→ **Task objective**:
Your task is to output the listing word for word, with pictures excluded.

→ **Data entries**:
[BEGIN]

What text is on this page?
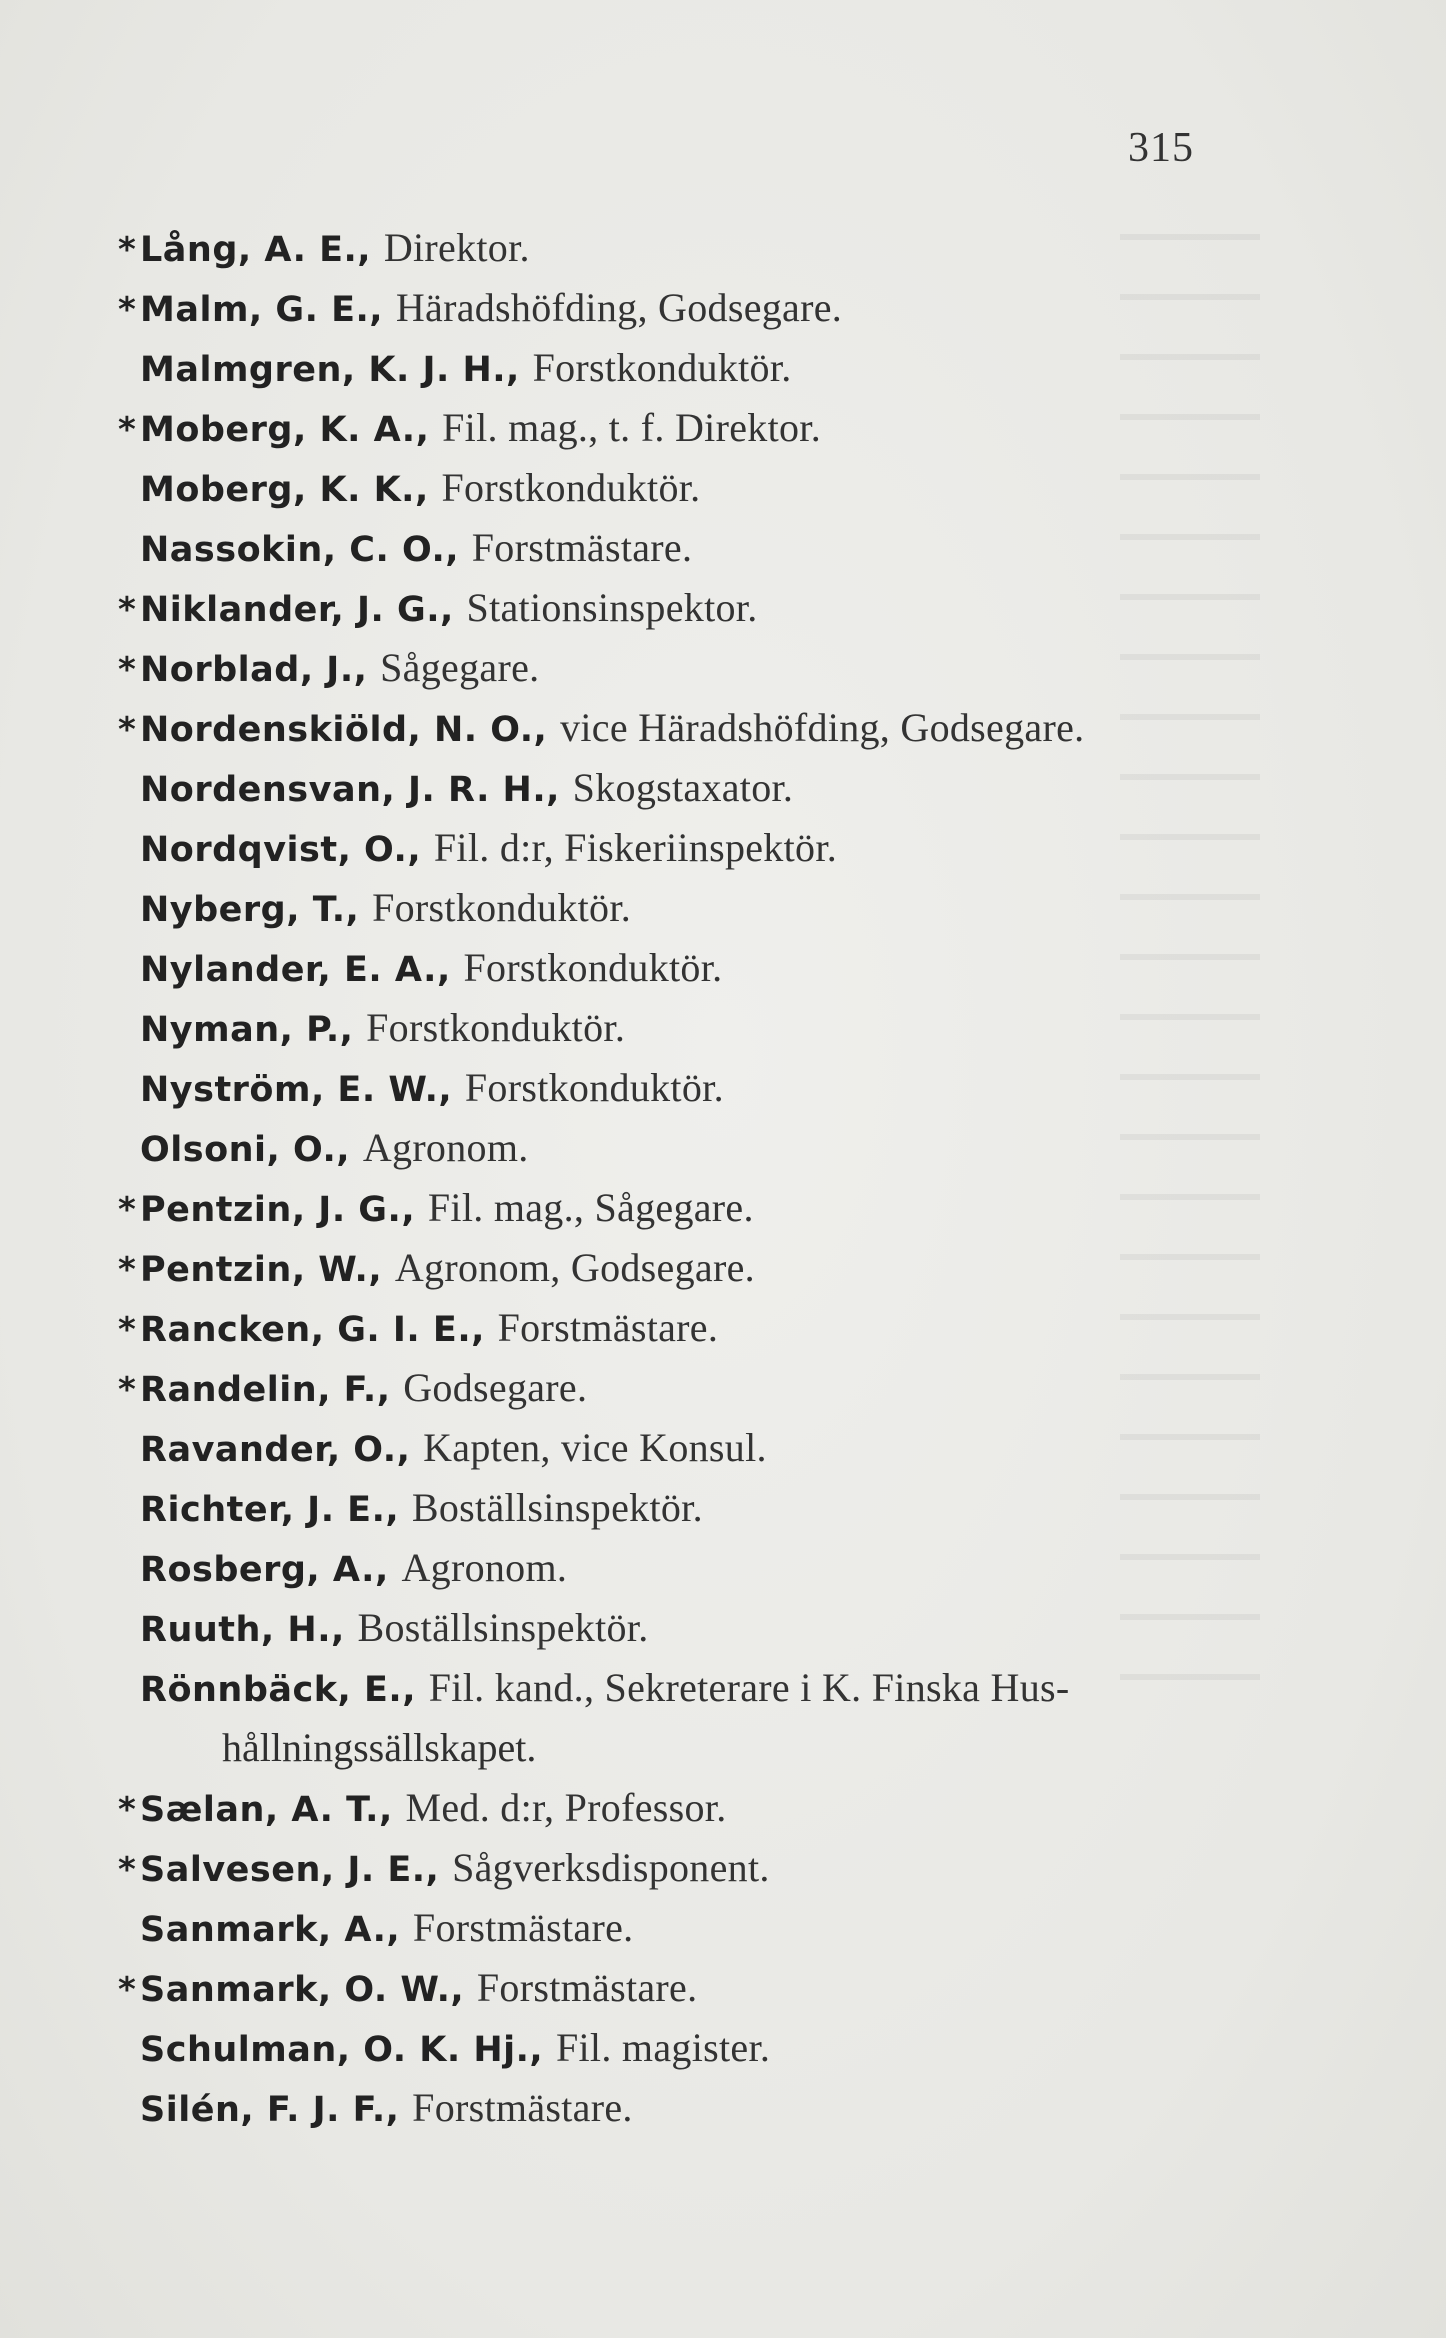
315
* Lång, A. E., Direktor.
* Malm, G. E., Häradshöfding, Godsegare.
Malmgren, K. J. H., Forstkonduktör.
* Moberg, K. A., Fil. mag., t. f. Direktor.
Moberg, K. K., Forstkonduktör.
Nassokin, C. O., Forstmästare.
* Niklander, J. G., Stationsinspektor.
* Norblad, J., Sågegare.
* Nordenskiöld, N. O., vice Häradshöfding, Godsegare.
Nordensvan, J. R. H., Skogstaxator.
Nordqvist, O., Fil. d:r, Fiskeriinspektör.
Nyberg, T., Forstkonduktör.
Nylander, E. A., Forstkonduktör.
Nyman, P., Forstkonduktör.
Nyström, E. W., Forstkonduktör.
Olsoni, O., Agronom.
* Pentzin, J. G., Fil. mag., Sågegare.
* Pentzin, W., Agronom, Godsegare.
* Rancken, G. I. E., Forstmästare.
* Randelin, F., Godsegare.
Ravander, O., Kapten, vice Konsul.
Richter, J. E., Boställsinspektör.
Rosberg, A., Agronom.
Ruuth, H., Boställsinspektör.
Rönnbäck, E., Fil. kand., Sekreterare i K. Finska Hus-
hållningssällskapet.
* Sælan, A. T., Med. d:r, Professor.
* Salvesen, J. E., Sågverksdisponent.
Sanmark, A., Forstmästare.
* Sanmark, O. W., Forstmästare.
Schulman, O. K. Hj., Fil. magister.
Silén, F. J. F., Forstmästare.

[END]

→ **Expected answer**:
What text is on this page?
315
* Lång, A. E., Direktor.
* Malm, G. E., Häradshöfding, Godsegare.
Malmgren, K. J. H., Forstkonduktör.
* Moberg, K. A., Fil. mag., t. f. Direktor.
Moberg, K. K., Forstkonduktör.
Nassokin, C. O., Forstmästare.
* Niklander, J. G., Stationsinspektor.
* Norblad, J., Sågegare.
* Nordenskiöld, N. O., vice Häradshöfding, Godsegare.
Nordensvan, J. R. H., Skogstaxator.
Nordqvist, O., Fil. d:r, Fiskeriinspektör.
Nyberg, T., Forstkonduktör.
Nylander, E. A., Forstkonduktör.
Nyman, P., Forstkonduktör.
Nyström, E. W., Forstkonduktör.
Olsoni, O., Agronom.
* Pentzin, J. G., Fil. mag., Sågegare.
* Pentzin, W., Agronom, Godsegare.
* Rancken, G. I. E., Forstmästare.
* Randelin, F., Godsegare.
Ravander, O., Kapten, vice Konsul.
Richter, J. E., Boställsinspektör.
Rosberg, A., Agronom.
Ruuth, H., Boställsinspektör.
Rönnbäck, E., Fil. kand., Sekreterare i K. Finska Hus-
hållningssällskapet.
* Sælan, A. T., Med. d:r, Professor.
* Salvesen, J. E., Sågverksdisponent.
Sanmark, A., Forstmästare.
* Sanmark, O. W., Forstmästare.
Schulman, O. K. Hj., Fil. magister.
Silén, F. J. F., Forstmästare.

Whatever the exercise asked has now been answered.